BRIEF |
Go through the data underneath and copy every line exactly.

○ ○ ○

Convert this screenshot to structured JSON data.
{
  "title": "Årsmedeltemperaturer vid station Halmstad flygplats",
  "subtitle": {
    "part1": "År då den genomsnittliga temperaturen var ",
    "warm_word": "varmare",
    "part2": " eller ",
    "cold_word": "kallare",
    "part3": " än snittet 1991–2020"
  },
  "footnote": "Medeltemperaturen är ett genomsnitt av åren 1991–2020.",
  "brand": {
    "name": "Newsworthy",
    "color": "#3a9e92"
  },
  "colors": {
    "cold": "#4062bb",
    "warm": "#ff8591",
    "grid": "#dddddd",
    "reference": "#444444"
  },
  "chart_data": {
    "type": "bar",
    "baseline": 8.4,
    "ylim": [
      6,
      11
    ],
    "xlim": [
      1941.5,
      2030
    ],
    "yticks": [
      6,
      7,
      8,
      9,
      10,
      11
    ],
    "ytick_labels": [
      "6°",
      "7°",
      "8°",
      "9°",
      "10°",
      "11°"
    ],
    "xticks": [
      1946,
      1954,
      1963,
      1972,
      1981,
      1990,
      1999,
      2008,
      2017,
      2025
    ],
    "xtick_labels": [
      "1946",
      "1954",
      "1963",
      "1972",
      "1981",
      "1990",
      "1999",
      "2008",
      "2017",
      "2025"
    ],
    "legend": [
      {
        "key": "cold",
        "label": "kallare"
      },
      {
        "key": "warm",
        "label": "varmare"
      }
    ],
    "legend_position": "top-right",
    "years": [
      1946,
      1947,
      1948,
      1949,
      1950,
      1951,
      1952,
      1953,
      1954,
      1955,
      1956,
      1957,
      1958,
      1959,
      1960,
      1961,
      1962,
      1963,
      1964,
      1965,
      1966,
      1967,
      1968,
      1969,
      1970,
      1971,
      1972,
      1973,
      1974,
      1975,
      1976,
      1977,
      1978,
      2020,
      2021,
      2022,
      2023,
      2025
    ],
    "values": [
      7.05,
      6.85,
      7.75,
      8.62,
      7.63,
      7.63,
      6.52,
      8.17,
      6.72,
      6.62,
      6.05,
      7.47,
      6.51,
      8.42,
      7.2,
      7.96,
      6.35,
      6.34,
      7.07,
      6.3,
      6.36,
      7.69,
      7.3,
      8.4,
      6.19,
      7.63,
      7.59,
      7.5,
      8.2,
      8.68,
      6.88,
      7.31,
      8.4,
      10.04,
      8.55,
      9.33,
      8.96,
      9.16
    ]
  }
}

○ ○ ○

RESPONSE TO THIS TASK |
Convert this screenshot to structured JSON data.
{
  "title": "Årsmedeltemperaturer vid station Halmstad flygplats",
  "subtitle": {
    "part1": "År då den genomsnittliga temperaturen var ",
    "warm_word": "varmare",
    "part2": " eller ",
    "cold_word": "kallare",
    "part3": " än snittet 1991–2020"
  },
  "footnote": "Medeltemperaturen är ett genomsnitt av åren 1991–2020.",
  "brand": {
    "name": "Newsworthy",
    "color": "#3a9e92"
  },
  "colors": {
    "cold": "#4062bb",
    "warm": "#ff8591",
    "grid": "#dddddd",
    "reference": "#444444"
  },
  "chart_data": {
    "type": "bar",
    "baseline": 8.4,
    "ylim": [
      6,
      11
    ],
    "xlim": [
      1941.5,
      2030
    ],
    "yticks": [
      6,
      7,
      8,
      9,
      10,
      11
    ],
    "ytick_labels": [
      "6°",
      "7°",
      "8°",
      "9°",
      "10°",
      "11°"
    ],
    "xticks": [
      1946,
      1954,
      1963,
      1972,
      1981,
      1990,
      1999,
      2008,
      2017,
      2025
    ],
    "xtick_labels": [
      "1946",
      "1954",
      "1963",
      "1972",
      "1981",
      "1990",
      "1999",
      "2008",
      "2017",
      "2025"
    ],
    "legend": [
      {
        "key": "cold",
        "label": "kallare"
      },
      {
        "key": "warm",
        "label": "varmare"
      }
    ],
    "legend_position": "top-right",
    "years": [
      1946,
      1947,
      1948,
      1949,
      1950,
      1951,
      1952,
      1953,
      1954,
      1955,
      1956,
      1957,
      1958,
      1959,
      1960,
      1961,
      1962,
      1963,
      1964,
      1965,
      1966,
      1967,
      1968,
      1969,
      1970,
      1971,
      1972,
      1973,
      1974,
      1975,
      1976,
      1977,
      1978,
      2020,
      2021,
      2022,
      2023,
      2025
    ],
    "values": [
      7.05,
      6.85,
      7.75,
      8.62,
      7.63,
      7.63,
      6.52,
      8.17,
      6.72,
      6.62,
      6.05,
      7.47,
      6.51,
      8.42,
      7.2,
      7.96,
      6.35,
      6.34,
      7.07,
      6.3,
      6.36,
      7.69,
      7.3,
      8.4,
      6.19,
      7.63,
      7.59,
      7.5,
      8.2,
      8.68,
      6.88,
      7.31,
      8.4,
      10.04,
      8.55,
      9.33,
      8.96,
      9.16
    ]
  }
}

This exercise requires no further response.